_Instruction_:
Answer these questions using the forum thread.
1. What voltage drop is the goal for all traces?
2. What does the thread say is usually a concern before trace heating?
3. N vias of diameter d packed in a line so they touch are equivalent to what?

Maker Pro
Maker Pro

Is there anything wrong with running a trace between the pads of another component?

J

John Larkin

Your 70K/w for a 20 mil dia hole is the same as my 50C for a 28 mil hole.
500uR per 1 oz square cu works for me too.
Given a fixed heat transfer area and no solder fill, a lot of little vias
are better than one big air hole.
Let's check your 150K k/w with a 20" x 0.010" 1 ohm cu trace:
Rt= 0.1*20/(.010*.0014) = 143K.. not too bad!
Do you use/agree with any of the trace width calculators or even IPC(2222)
that are based on convection cooling? They work for me when the trace is
1.50" long, shorter traces can be thinner, longer traces must be fatter.
Most PCB have internal planes that spread heat and thermal conduction in
traces greatly out performs thermal convection. I strive for <12mV drop in
all traces. This will keep temp rise in all traces to <5C due to conductive
cooling at the trace end points.

Right: usually I care about voltage drop before I care about trace
heating, and if you keep the voltage drop down, the heating is no big
deal. Usually.

John
 
J

John Larkin

If you pack N vias of d diameter in a line such that they touch each other
the N vias are equivalent to a big D=N.d via
So the thermal resistance decrease as 1/N for a compact set of vias inside a
square (N.d)^2.
Of course the gain will not be this big, but the advantage is still way in
favor to N small vias.



Now that seems a pretty nice and useless figure to throw up in air during
some meeting.
Just look at those jumping on their pencil to take note and you'll know who
to not work with.

_Raw records_:
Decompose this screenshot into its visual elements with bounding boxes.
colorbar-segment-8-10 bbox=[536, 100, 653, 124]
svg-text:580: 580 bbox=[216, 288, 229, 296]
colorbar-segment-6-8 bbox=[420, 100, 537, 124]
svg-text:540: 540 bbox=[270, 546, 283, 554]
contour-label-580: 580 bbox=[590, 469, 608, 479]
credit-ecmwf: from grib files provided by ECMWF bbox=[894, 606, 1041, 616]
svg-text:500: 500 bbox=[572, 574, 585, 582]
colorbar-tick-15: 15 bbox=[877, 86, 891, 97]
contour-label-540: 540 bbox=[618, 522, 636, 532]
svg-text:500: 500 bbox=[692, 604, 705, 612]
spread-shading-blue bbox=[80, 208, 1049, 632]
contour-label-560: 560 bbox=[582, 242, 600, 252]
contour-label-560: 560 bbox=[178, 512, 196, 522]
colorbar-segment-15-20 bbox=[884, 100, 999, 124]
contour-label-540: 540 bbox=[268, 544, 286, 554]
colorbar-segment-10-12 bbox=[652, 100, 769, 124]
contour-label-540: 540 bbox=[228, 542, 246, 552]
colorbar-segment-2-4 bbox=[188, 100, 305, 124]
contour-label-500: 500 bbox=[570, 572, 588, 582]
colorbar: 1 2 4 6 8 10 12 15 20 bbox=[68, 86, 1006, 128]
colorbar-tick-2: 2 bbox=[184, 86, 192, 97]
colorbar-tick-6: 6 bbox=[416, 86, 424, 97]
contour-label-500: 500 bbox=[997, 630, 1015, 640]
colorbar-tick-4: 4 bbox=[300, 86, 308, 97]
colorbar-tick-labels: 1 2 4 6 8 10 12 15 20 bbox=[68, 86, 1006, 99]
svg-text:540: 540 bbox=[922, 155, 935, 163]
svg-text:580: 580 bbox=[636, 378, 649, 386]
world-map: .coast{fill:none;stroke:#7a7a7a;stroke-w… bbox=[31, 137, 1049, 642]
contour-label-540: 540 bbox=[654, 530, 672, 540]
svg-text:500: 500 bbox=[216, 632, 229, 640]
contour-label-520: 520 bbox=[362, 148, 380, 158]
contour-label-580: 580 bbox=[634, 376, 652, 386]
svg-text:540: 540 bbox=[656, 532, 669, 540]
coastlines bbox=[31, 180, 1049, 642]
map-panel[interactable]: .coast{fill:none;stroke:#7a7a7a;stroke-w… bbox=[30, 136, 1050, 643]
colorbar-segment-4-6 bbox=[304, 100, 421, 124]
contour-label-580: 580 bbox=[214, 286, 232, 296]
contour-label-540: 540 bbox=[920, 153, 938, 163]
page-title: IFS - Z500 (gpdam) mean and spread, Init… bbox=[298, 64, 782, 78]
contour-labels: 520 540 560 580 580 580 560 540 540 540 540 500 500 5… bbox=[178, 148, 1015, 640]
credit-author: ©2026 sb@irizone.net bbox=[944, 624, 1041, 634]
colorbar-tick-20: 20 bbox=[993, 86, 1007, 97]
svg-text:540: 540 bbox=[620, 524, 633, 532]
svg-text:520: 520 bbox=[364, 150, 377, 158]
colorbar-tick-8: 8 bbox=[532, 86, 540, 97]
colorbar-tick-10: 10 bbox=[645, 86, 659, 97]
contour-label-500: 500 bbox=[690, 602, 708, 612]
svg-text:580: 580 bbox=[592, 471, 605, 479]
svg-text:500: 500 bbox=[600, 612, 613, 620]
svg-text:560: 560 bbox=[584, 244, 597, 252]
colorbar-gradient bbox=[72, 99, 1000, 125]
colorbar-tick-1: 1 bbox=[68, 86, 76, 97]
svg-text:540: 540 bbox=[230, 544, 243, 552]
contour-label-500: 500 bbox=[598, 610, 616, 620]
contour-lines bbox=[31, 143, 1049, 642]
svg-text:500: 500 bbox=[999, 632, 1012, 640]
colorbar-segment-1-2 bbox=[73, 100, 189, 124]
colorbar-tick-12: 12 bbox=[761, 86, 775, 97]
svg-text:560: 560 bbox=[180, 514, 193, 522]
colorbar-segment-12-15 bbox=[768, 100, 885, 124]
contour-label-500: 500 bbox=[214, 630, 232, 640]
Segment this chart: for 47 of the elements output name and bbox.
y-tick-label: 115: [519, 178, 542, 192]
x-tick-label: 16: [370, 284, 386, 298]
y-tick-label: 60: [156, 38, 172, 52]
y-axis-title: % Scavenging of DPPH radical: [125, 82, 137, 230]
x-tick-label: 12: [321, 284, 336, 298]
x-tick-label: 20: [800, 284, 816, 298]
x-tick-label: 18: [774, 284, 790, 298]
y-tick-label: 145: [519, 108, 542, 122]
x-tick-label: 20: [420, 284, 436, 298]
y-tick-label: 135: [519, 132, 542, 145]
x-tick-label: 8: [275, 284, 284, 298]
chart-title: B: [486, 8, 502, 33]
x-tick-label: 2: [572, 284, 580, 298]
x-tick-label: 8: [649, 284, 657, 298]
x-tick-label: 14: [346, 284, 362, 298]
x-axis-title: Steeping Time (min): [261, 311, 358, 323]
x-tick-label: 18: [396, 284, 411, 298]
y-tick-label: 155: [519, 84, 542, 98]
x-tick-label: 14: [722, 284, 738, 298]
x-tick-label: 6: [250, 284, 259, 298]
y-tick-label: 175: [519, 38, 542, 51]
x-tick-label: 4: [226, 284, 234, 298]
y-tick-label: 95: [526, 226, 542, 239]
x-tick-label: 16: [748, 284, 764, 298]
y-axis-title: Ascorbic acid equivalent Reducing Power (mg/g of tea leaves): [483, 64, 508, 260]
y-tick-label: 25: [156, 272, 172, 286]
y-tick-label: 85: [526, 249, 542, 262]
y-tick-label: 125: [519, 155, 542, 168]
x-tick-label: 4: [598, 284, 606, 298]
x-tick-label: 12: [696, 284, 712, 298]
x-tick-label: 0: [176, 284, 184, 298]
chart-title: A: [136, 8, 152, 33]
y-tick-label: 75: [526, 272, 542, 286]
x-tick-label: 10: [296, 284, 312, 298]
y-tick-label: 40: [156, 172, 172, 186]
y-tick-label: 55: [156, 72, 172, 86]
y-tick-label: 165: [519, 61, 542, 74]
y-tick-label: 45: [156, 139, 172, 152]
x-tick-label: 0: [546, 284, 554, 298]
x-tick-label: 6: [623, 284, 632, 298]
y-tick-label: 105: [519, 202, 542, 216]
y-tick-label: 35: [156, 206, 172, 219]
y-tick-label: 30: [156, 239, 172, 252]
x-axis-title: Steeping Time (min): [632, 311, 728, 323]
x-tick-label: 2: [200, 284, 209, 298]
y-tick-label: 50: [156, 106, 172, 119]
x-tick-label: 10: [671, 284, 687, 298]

_Response to this task_:
1. Less than 12mV.
2. Voltage drop.
3. One big via of diameter D=N.d.